[Data entries]
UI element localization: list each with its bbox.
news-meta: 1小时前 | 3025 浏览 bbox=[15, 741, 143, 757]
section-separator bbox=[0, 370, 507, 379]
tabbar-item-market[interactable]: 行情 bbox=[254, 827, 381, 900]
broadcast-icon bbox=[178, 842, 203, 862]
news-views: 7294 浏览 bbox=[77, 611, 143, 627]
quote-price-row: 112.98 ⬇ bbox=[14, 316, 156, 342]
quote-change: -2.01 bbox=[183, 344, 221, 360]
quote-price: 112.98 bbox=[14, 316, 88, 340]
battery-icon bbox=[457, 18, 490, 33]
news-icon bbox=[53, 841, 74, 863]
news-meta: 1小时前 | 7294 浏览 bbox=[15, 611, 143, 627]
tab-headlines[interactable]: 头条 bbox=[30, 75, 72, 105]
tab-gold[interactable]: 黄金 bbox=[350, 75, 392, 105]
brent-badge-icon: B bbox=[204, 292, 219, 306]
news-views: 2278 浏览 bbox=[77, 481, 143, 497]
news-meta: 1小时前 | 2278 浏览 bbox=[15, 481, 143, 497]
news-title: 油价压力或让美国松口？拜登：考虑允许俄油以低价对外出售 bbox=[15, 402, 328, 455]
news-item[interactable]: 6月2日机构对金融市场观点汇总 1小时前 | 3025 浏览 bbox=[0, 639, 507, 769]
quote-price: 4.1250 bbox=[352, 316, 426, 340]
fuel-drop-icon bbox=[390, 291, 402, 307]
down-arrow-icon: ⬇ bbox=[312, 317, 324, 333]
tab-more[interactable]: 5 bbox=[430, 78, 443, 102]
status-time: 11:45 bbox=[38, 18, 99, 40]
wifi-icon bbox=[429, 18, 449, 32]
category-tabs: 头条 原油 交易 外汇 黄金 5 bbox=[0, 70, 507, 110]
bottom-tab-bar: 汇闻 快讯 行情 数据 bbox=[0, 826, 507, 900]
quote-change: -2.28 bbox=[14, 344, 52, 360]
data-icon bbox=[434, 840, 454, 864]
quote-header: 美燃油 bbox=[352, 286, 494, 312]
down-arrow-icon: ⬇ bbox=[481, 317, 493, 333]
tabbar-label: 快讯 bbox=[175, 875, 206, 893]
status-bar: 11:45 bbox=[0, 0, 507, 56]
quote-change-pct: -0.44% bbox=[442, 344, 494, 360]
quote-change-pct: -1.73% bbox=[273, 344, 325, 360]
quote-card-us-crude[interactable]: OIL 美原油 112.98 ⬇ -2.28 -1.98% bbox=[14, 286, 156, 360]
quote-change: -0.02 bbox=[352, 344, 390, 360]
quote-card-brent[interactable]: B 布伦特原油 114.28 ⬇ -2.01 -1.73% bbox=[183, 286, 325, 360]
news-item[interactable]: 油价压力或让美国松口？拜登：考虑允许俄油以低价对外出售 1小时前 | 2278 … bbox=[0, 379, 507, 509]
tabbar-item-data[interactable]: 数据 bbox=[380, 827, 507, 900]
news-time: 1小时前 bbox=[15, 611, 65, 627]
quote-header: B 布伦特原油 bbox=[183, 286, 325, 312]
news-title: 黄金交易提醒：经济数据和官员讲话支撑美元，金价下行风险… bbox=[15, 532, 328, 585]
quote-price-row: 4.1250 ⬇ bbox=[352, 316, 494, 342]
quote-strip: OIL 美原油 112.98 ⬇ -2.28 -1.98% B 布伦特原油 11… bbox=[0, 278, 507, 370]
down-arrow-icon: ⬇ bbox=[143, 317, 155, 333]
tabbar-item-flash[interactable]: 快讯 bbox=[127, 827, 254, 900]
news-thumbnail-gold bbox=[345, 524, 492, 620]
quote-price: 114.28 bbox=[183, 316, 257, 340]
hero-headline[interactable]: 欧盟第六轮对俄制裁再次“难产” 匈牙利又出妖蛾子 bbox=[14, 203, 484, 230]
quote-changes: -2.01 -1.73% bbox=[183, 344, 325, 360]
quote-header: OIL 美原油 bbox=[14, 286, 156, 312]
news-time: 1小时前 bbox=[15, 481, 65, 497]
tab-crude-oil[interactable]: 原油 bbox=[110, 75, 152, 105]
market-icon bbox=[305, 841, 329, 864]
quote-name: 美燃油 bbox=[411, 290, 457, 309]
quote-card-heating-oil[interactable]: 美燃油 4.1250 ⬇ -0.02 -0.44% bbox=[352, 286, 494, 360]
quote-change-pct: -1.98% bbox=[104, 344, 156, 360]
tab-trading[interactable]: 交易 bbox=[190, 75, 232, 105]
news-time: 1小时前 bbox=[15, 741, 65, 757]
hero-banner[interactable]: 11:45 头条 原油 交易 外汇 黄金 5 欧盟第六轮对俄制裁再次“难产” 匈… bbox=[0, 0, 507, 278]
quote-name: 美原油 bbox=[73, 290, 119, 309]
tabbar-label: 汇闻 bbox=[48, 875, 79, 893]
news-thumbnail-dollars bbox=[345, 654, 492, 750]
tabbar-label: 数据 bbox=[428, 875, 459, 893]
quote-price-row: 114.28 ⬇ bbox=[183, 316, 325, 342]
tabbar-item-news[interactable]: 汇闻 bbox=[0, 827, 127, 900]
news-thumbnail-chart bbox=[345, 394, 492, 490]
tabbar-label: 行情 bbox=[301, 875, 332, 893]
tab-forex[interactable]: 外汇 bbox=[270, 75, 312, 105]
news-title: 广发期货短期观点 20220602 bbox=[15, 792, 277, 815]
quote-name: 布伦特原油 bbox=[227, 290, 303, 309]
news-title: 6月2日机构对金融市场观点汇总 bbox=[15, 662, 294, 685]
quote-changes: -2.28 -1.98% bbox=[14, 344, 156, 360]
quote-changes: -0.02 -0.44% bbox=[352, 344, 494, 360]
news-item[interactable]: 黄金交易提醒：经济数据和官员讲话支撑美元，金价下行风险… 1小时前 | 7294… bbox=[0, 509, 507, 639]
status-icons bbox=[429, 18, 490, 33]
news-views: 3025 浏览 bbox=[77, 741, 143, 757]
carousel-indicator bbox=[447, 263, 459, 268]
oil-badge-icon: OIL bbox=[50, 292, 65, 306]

The request:
Reproduce every line above verbatim.

Result for this task:
UI element localization: list each with its bbox.
news-meta: 1小时前 | 3025 浏览 bbox=[15, 741, 143, 757]
section-separator bbox=[0, 370, 507, 379]
tabbar-item-market[interactable]: 行情 bbox=[254, 827, 381, 900]
broadcast-icon bbox=[178, 842, 203, 862]
news-views: 7294 浏览 bbox=[77, 611, 143, 627]
quote-price-row: 112.98 ⬇ bbox=[14, 316, 156, 342]
quote-change: -2.01 bbox=[183, 344, 221, 360]
quote-price: 112.98 bbox=[14, 316, 88, 340]
battery-icon bbox=[457, 18, 490, 33]
news-icon bbox=[53, 841, 74, 863]
news-meta: 1小时前 | 7294 浏览 bbox=[15, 611, 143, 627]
tab-headlines[interactable]: 头条 bbox=[30, 75, 72, 105]
tab-gold[interactable]: 黄金 bbox=[350, 75, 392, 105]
brent-badge-icon: B bbox=[204, 292, 219, 306]
news-views: 2278 浏览 bbox=[77, 481, 143, 497]
news-meta: 1小时前 | 2278 浏览 bbox=[15, 481, 143, 497]
news-title: 油价压力或让美国松口？拜登：考虑允许俄油以低价对外出售 bbox=[15, 402, 328, 455]
news-item[interactable]: 6月2日机构对金融市场观点汇总 1小时前 | 3025 浏览 bbox=[0, 639, 507, 769]
quote-price: 4.1250 bbox=[352, 316, 426, 340]
fuel-drop-icon bbox=[390, 291, 402, 307]
down-arrow-icon: ⬇ bbox=[312, 317, 324, 333]
tab-more[interactable]: 5 bbox=[430, 78, 443, 102]
status-time: 11:45 bbox=[38, 18, 99, 40]
wifi-icon bbox=[429, 18, 449, 32]
category-tabs: 头条 原油 交易 外汇 黄金 5 bbox=[0, 70, 507, 110]
bottom-tab-bar: 汇闻 快讯 行情 数据 bbox=[0, 826, 507, 900]
quote-change: -2.28 bbox=[14, 344, 52, 360]
data-icon bbox=[434, 840, 454, 864]
quote-header: 美燃油 bbox=[352, 286, 494, 312]
down-arrow-icon: ⬇ bbox=[481, 317, 493, 333]
tabbar-label: 快讯 bbox=[175, 875, 206, 893]
status-bar: 11:45 bbox=[0, 0, 507, 56]
quote-change-pct: -0.44% bbox=[442, 344, 494, 360]
quote-change-pct: -1.73% bbox=[273, 344, 325, 360]
quote-card-us-crude[interactable]: OIL 美原油 112.98 ⬇ -2.28 -1.98% bbox=[14, 286, 156, 360]
quote-change: -0.02 bbox=[352, 344, 390, 360]
quote-card-brent[interactable]: B 布伦特原油 114.28 ⬇ -2.01 -1.73% bbox=[183, 286, 325, 360]
news-item[interactable]: 油价压力或让美国松口？拜登：考虑允许俄油以低价对外出售 1小时前 | 2278 … bbox=[0, 379, 507, 509]
tabbar-item-data[interactable]: 数据 bbox=[380, 827, 507, 900]
news-time: 1小时前 bbox=[15, 611, 65, 627]
quote-header: B 布伦特原油 bbox=[183, 286, 325, 312]
news-title: 黄金交易提醒：经济数据和官员讲话支撑美元，金价下行风险… bbox=[15, 532, 328, 585]
quote-price-row: 4.1250 ⬇ bbox=[352, 316, 494, 342]
quote-strip: OIL 美原油 112.98 ⬇ -2.28 -1.98% B 布伦特原油 11… bbox=[0, 278, 507, 370]
down-arrow-icon: ⬇ bbox=[143, 317, 155, 333]
tabbar-item-flash[interactable]: 快讯 bbox=[127, 827, 254, 900]
news-thumbnail-gold bbox=[345, 524, 492, 620]
quote-price: 114.28 bbox=[183, 316, 257, 340]
hero-headline[interactable]: 欧盟第六轮对俄制裁再次“难产” 匈牙利又出妖蛾子 bbox=[14, 203, 484, 230]
quote-changes: -2.01 -1.73% bbox=[183, 344, 325, 360]
quote-header: OIL 美原油 bbox=[14, 286, 156, 312]
news-time: 1小时前 bbox=[15, 481, 65, 497]
tab-crude-oil[interactable]: 原油 bbox=[110, 75, 152, 105]
market-icon bbox=[305, 841, 329, 864]
quote-name: 美燃油 bbox=[411, 290, 457, 309]
quote-card-heating-oil[interactable]: 美燃油 4.1250 ⬇ -0.02 -0.44% bbox=[352, 286, 494, 360]
quote-change-pct: -1.98% bbox=[104, 344, 156, 360]
tab-trading[interactable]: 交易 bbox=[190, 75, 232, 105]
news-time: 1小时前 bbox=[15, 741, 65, 757]
hero-banner[interactable]: 11:45 头条 原油 交易 外汇 黄金 5 欧盟第六轮对俄制裁再次“难产” 匈… bbox=[0, 0, 507, 278]
quote-name: 美原油 bbox=[73, 290, 119, 309]
tabbar-label: 汇闻 bbox=[48, 875, 79, 893]
news-thumbnail-dollars bbox=[345, 654, 492, 750]
tabbar-label: 数据 bbox=[428, 875, 459, 893]
quote-price-row: 114.28 ⬇ bbox=[183, 316, 325, 342]
tabbar-item-news[interactable]: 汇闻 bbox=[0, 827, 127, 900]
news-thumbnail-chart bbox=[345, 394, 492, 490]
tabbar-label: 行情 bbox=[301, 875, 332, 893]
tab-forex[interactable]: 外汇 bbox=[270, 75, 312, 105]
news-title: 广发期货短期观点 20220602 bbox=[15, 792, 277, 815]
quote-name: 布伦特原油 bbox=[227, 290, 303, 309]
news-title: 6月2日机构对金融市场观点汇总 bbox=[15, 662, 294, 685]
quote-changes: -2.28 -1.98% bbox=[14, 344, 156, 360]
quote-changes: -0.02 -0.44% bbox=[352, 344, 494, 360]
news-item[interactable]: 黄金交易提醒：经济数据和官员讲话支撑美元，金价下行风险… 1小时前 | 7294… bbox=[0, 509, 507, 639]
status-icons bbox=[429, 18, 490, 33]
news-views: 3025 浏览 bbox=[77, 741, 143, 757]
carousel-indicator bbox=[447, 263, 459, 268]
oil-badge-icon: OIL bbox=[50, 292, 65, 306]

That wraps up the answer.